EXERCISE DESCRIPTION: Reproduce the records below exactly as they appear.

Extracted data entries
◆ ◆ ◆ ◆ ◆ ◆ ◆

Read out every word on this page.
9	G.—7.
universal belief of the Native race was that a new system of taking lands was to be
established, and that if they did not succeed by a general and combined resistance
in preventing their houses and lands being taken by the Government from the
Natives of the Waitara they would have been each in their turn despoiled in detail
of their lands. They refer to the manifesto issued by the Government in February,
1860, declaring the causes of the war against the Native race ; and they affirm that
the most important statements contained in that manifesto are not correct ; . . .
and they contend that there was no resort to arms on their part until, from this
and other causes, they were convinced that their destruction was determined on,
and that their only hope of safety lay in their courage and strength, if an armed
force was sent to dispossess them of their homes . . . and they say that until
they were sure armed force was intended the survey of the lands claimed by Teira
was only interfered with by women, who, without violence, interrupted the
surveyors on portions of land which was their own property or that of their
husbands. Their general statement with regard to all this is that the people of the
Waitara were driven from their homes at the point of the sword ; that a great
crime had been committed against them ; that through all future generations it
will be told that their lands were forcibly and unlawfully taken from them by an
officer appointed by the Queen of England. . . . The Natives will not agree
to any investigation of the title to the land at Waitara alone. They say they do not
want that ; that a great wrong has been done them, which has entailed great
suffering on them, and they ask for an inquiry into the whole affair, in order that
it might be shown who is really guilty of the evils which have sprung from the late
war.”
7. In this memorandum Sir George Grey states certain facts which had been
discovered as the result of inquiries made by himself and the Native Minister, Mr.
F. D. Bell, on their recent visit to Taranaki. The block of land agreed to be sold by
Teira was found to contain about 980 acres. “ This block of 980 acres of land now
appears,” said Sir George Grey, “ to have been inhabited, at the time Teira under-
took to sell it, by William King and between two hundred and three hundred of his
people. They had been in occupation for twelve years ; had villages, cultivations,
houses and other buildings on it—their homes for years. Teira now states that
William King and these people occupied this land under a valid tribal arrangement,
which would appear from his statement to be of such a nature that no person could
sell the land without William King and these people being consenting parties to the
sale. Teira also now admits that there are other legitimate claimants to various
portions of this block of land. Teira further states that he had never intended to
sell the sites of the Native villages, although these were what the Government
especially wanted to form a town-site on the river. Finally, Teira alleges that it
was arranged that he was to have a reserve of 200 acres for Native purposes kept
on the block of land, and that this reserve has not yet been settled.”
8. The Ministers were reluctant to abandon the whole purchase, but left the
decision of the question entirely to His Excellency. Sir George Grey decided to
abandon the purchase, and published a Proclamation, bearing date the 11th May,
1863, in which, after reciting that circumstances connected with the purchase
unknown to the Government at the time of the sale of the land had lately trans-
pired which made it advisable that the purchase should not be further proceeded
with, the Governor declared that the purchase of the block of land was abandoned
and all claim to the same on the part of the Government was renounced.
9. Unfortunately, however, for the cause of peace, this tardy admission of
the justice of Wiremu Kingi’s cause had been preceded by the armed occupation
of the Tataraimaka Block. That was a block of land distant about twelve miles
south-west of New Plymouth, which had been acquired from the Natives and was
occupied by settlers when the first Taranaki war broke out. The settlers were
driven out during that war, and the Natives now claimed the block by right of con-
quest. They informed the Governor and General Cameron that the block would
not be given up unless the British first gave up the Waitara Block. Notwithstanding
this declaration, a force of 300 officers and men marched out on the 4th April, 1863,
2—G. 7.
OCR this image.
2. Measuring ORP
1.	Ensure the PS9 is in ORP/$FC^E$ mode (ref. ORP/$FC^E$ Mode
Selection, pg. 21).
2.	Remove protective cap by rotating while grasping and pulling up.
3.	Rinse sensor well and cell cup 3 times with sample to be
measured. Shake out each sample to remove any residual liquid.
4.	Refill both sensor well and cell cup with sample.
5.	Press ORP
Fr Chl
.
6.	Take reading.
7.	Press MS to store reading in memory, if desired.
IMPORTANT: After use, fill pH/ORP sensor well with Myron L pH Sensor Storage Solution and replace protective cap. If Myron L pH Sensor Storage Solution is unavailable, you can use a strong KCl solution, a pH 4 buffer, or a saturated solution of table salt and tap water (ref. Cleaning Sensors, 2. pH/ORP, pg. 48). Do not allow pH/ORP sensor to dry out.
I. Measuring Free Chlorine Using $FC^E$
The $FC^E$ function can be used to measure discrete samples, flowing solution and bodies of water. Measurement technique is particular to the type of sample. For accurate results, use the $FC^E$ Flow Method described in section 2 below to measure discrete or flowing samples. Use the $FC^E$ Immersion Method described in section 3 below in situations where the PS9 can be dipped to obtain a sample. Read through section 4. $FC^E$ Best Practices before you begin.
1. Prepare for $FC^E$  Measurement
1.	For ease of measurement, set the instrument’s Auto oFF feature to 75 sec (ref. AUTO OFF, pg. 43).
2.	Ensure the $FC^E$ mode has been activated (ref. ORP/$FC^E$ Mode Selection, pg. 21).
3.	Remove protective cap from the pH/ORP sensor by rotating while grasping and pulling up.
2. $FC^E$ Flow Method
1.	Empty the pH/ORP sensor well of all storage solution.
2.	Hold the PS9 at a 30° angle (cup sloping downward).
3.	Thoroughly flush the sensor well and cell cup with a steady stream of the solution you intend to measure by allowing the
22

◆ ◆ ◆ ◆ ◆ ◆ ◆

SOLUTION FOR THIS EXERCISE:
Read out every word on this page.
9	G.—7.
universal belief of the Native race was that a new system of taking lands was to be
established, and that if they did not succeed by a general and combined resistance
in preventing their houses and lands being taken by the Government from the
Natives of the Waitara they would have been each in their turn despoiled in detail
of their lands. They refer to the manifesto issued by the Government in February,
1860, declaring the causes of the war against the Native race ; and they affirm that
the most important statements contained in that manifesto are not correct ; . . .
and they contend that there was no resort to arms on their part until, from this
and other causes, they were convinced that their destruction was determined on,
and that their only hope of safety lay in their courage and strength, if an armed
force was sent to dispossess them of their homes . . . and they say that until
they were sure armed force was intended the survey of the lands claimed by Teira
was only interfered with by women, who, without violence, interrupted the
surveyors on portions of land which was their own property or that of their
husbands. Their general statement with regard to all this is that the people of the
Waitara were driven from their homes at the point of the sword ; that a great
crime had been committed against them ; that through all future generations it
will be told that their lands were forcibly and unlawfully taken from them by an
officer appointed by the Queen of England. . . . The Natives will not agree
to any investigation of the title to the land at Waitara alone. They say they do not
want that ; that a great wrong has been done them, which has entailed great
suffering on them, and they ask for an inquiry into the whole affair, in order that
it might be shown who is really guilty of the evils which have sprung from the late
war.”
7. In this memorandum Sir George Grey states certain facts which had been
discovered as the result of inquiries made by himself and the Native Minister, Mr.
F. D. Bell, on their recent visit to Taranaki. The block of land agreed to be sold by
Teira was found to contain about 980 acres. “ This block of 980 acres of land now
appears,” said Sir George Grey, “ to have been inhabited, at the time Teira under-
took to sell it, by William King and between two hundred and three hundred of his
people. They had been in occupation for twelve years ; had villages, cultivations,
houses and other buildings on it—their homes for years. Teira now states that
William King and these people occupied this land under a valid tribal arrangement,
which would appear from his statement to be of such a nature that no person could
sell the land without William King and these people being consenting parties to the
sale. Teira also now admits that there are other legitimate claimants to various
portions of this block of land. Teira further states that he had never intended to
sell the sites of the Native villages, although these were what the Government
especially wanted to form a town-site on the river. Finally, Teira alleges that it
was arranged that he was to have a reserve of 200 acres for Native purposes kept
on the block of land, and that this reserve has not yet been settled.”
8. The Ministers were reluctant to abandon the whole purchase, but left the
decision of the question entirely to His Excellency. Sir George Grey decided to
abandon the purchase, and published a Proclamation, bearing date the 11th May,
1863, in which, after reciting that circumstances connected with the purchase
unknown to the Government at the time of the sale of the land had lately trans-
pired which made it advisable that the purchase should not be further proceeded
with, the Governor declared that the purchase of the block of land was abandoned
and all claim to the same on the part of the Government was renounced.
9. Unfortunately, however, for the cause of peace, this tardy admission of
the justice of Wiremu Kingi’s cause had been preceded by the armed occupation
of the Tataraimaka Block. That was a block of land distant about twelve miles
south-west of New Plymouth, which had been acquired from the Natives and was
occupied by settlers when the first Taranaki war broke out. The settlers were
driven out during that war, and the Natives now claimed the block by right of con-
quest. They informed the Governor and General Cameron that the block would
not be given up unless the British first gave up the Waitara Block. Notwithstanding
this declaration, a force of 300 officers and men marched out on the 4th April, 1863,
2—G. 7.
OCR this image.
2. Measuring ORP
1.	Ensure the PS9 is in ORP/$FC^E$ mode (ref. ORP/$FC^E$ Mode
Selection, pg. 21).
2.	Remove protective cap by rotating while grasping and pulling up.
3.	Rinse sensor well and cell cup 3 times with sample to be
measured. Shake out each sample to remove any residual liquid.
4.	Refill both sensor well and cell cup with sample.
5.	Press ORP
Fr Chl
.
6.	Take reading.
7.	Press MS to store reading in memory, if desired.
IMPORTANT: After use, fill pH/ORP sensor well with Myron L pH Sensor Storage Solution and replace protective cap. If Myron L pH Sensor Storage Solution is unavailable, you can use a strong KCl solution, a pH 4 buffer, or a saturated solution of table salt and tap water (ref. Cleaning Sensors, 2. pH/ORP, pg. 48). Do not allow pH/ORP sensor to dry out.
I. Measuring Free Chlorine Using $FC^E$
The $FC^E$ function can be used to measure discrete samples, flowing solution and bodies of water. Measurement technique is particular to the type of sample. For accurate results, use the $FC^E$ Flow Method described in section 2 below to measure discrete or flowing samples. Use the $FC^E$ Immersion Method described in section 3 below in situations where the PS9 can be dipped to obtain a sample. Read through section 4. $FC^E$ Best Practices before you begin.
1. Prepare for $FC^E$  Measurement
1.	For ease of measurement, set the instrument’s Auto oFF feature to 75 sec (ref. AUTO OFF, pg. 43).
2.	Ensure the $FC^E$ mode has been activated (ref. ORP/$FC^E$ Mode Selection, pg. 21).
3.	Remove protective cap from the pH/ORP sensor by rotating while grasping and pulling up.
2. $FC^E$ Flow Method
1.	Empty the pH/ORP sensor well of all storage solution.
2.	Hold the PS9 at a 30° angle (cup sloping downward).
3.	Thoroughly flush the sensor well and cell cup with a steady stream of the solution you intend to measure by allowing the
22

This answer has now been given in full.